• [GIVEN EXERCISE]:
Reproduce every line of the records below verbatim, without altering any character.

• [LISTED ENTRIES]:
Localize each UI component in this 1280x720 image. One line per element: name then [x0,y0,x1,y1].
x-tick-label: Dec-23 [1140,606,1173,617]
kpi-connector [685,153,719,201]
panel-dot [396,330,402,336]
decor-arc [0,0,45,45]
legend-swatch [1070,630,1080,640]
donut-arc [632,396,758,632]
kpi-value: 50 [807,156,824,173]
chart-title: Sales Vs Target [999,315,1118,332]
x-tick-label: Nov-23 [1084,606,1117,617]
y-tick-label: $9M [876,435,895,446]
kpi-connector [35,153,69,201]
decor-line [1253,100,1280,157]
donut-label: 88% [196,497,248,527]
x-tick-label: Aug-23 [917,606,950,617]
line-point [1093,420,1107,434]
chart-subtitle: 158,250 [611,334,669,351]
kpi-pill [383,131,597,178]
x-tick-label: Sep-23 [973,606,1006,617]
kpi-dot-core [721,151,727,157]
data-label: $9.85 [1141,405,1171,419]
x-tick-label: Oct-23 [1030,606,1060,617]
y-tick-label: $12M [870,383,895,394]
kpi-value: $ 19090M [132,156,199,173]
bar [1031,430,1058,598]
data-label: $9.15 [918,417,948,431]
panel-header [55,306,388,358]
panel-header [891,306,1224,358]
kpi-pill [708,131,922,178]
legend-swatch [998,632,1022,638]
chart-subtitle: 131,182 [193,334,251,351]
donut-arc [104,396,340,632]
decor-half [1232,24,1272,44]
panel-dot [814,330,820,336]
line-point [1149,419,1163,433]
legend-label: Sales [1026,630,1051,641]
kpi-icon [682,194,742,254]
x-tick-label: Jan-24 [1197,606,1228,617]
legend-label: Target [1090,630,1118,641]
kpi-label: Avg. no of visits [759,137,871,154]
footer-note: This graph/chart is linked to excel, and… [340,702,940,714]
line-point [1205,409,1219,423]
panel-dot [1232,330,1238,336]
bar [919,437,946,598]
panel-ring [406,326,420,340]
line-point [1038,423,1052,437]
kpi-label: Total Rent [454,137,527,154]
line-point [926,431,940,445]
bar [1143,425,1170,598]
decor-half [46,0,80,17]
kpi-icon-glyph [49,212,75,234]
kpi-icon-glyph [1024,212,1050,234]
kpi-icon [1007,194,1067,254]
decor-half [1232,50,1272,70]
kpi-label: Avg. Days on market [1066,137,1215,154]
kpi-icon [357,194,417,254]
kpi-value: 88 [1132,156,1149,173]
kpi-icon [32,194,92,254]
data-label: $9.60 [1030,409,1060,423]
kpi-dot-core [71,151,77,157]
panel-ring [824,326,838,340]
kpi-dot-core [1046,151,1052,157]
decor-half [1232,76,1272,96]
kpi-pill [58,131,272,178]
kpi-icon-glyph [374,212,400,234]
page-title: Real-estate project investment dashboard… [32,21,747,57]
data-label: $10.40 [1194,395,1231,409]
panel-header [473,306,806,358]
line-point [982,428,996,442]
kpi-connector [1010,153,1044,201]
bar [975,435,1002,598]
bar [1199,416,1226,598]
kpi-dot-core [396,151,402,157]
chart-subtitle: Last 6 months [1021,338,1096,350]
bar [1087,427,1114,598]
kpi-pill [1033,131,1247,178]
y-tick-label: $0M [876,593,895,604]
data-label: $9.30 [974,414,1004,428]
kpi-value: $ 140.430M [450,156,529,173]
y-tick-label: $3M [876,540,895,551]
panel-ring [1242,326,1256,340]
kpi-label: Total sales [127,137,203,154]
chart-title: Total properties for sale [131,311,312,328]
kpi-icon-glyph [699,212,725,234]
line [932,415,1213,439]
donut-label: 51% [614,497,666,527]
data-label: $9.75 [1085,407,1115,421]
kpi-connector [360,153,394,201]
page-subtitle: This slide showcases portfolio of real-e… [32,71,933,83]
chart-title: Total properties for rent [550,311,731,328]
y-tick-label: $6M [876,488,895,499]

• [EXERCISE OUTPUT]:
Localize each UI component in this 1280x720 image. One line per element: name then [x0,y0,x1,y1].
x-tick-label: Dec-23 [1140,606,1173,617]
kpi-connector [685,153,719,201]
panel-dot [396,330,402,336]
decor-arc [0,0,45,45]
legend-swatch [1070,630,1080,640]
donut-arc [632,396,758,632]
kpi-value: 50 [807,156,824,173]
chart-title: Sales Vs Target [999,315,1118,332]
x-tick-label: Nov-23 [1084,606,1117,617]
y-tick-label: $9M [876,435,895,446]
kpi-connector [35,153,69,201]
decor-line [1253,100,1280,157]
donut-label: 88% [196,497,248,527]
x-tick-label: Aug-23 [917,606,950,617]
line-point [1093,420,1107,434]
chart-subtitle: 158,250 [611,334,669,351]
kpi-pill [383,131,597,178]
x-tick-label: Sep-23 [973,606,1006,617]
kpi-dot-core [721,151,727,157]
data-label: $9.85 [1141,405,1171,419]
x-tick-label: Oct-23 [1030,606,1060,617]
y-tick-label: $12M [870,383,895,394]
kpi-value: $ 19090M [132,156,199,173]
bar [1031,430,1058,598]
data-label: $9.15 [918,417,948,431]
panel-header [55,306,388,358]
panel-header [891,306,1224,358]
kpi-pill [708,131,922,178]
legend-swatch [998,632,1022,638]
chart-subtitle: 131,182 [193,334,251,351]
donut-arc [104,396,340,632]
decor-half [1232,24,1272,44]
panel-dot [814,330,820,336]
line-point [1149,419,1163,433]
legend-label: Sales [1026,630,1051,641]
kpi-icon [682,194,742,254]
x-tick-label: Jan-24 [1197,606,1228,617]
legend-label: Target [1090,630,1118,641]
kpi-label: Avg. no of visits [759,137,871,154]
footer-note: This graph/chart is linked to excel, and… [340,702,940,714]
line-point [1205,409,1219,423]
panel-dot [1232,330,1238,336]
bar [919,437,946,598]
panel-ring [406,326,420,340]
line-point [1038,423,1052,437]
kpi-label: Total Rent [454,137,527,154]
line-point [926,431,940,445]
bar [1143,425,1170,598]
decor-half [46,0,80,17]
kpi-icon-glyph [49,212,75,234]
kpi-icon-glyph [1024,212,1050,234]
kpi-icon [1007,194,1067,254]
decor-half [1232,50,1272,70]
kpi-label: Avg. Days on market [1066,137,1215,154]
kpi-icon [357,194,417,254]
kpi-value: 88 [1132,156,1149,173]
kpi-icon [32,194,92,254]
data-label: $9.60 [1030,409,1060,423]
kpi-dot-core [71,151,77,157]
panel-ring [824,326,838,340]
kpi-dot-core [1046,151,1052,157]
decor-half [1232,76,1272,96]
kpi-pill [58,131,272,178]
kpi-icon-glyph [374,212,400,234]
page-title: Real-estate project investment dashboard… [32,21,747,57]
data-label: $10.40 [1194,395,1231,409]
panel-header [473,306,806,358]
line-point [982,428,996,442]
kpi-connector [1010,153,1044,201]
bar [975,435,1002,598]
bar [1199,416,1226,598]
kpi-dot-core [396,151,402,157]
chart-subtitle: Last 6 months [1021,338,1096,350]
bar [1087,427,1114,598]
kpi-pill [1033,131,1247,178]
y-tick-label: $0M [876,593,895,604]
data-label: $9.30 [974,414,1004,428]
kpi-value: $ 140.430M [450,156,529,173]
y-tick-label: $3M [876,540,895,551]
panel-ring [1242,326,1256,340]
kpi-label: Total sales [127,137,203,154]
chart-title: Total properties for sale [131,311,312,328]
kpi-icon-glyph [699,212,725,234]
line [932,415,1213,439]
donut-label: 51% [614,497,666,527]
data-label: $9.75 [1085,407,1115,421]
kpi-connector [360,153,394,201]
page-subtitle: This slide showcases portfolio of real-e… [32,71,933,83]
chart-title: Total properties for rent [550,311,731,328]
y-tick-label: $6M [876,488,895,499]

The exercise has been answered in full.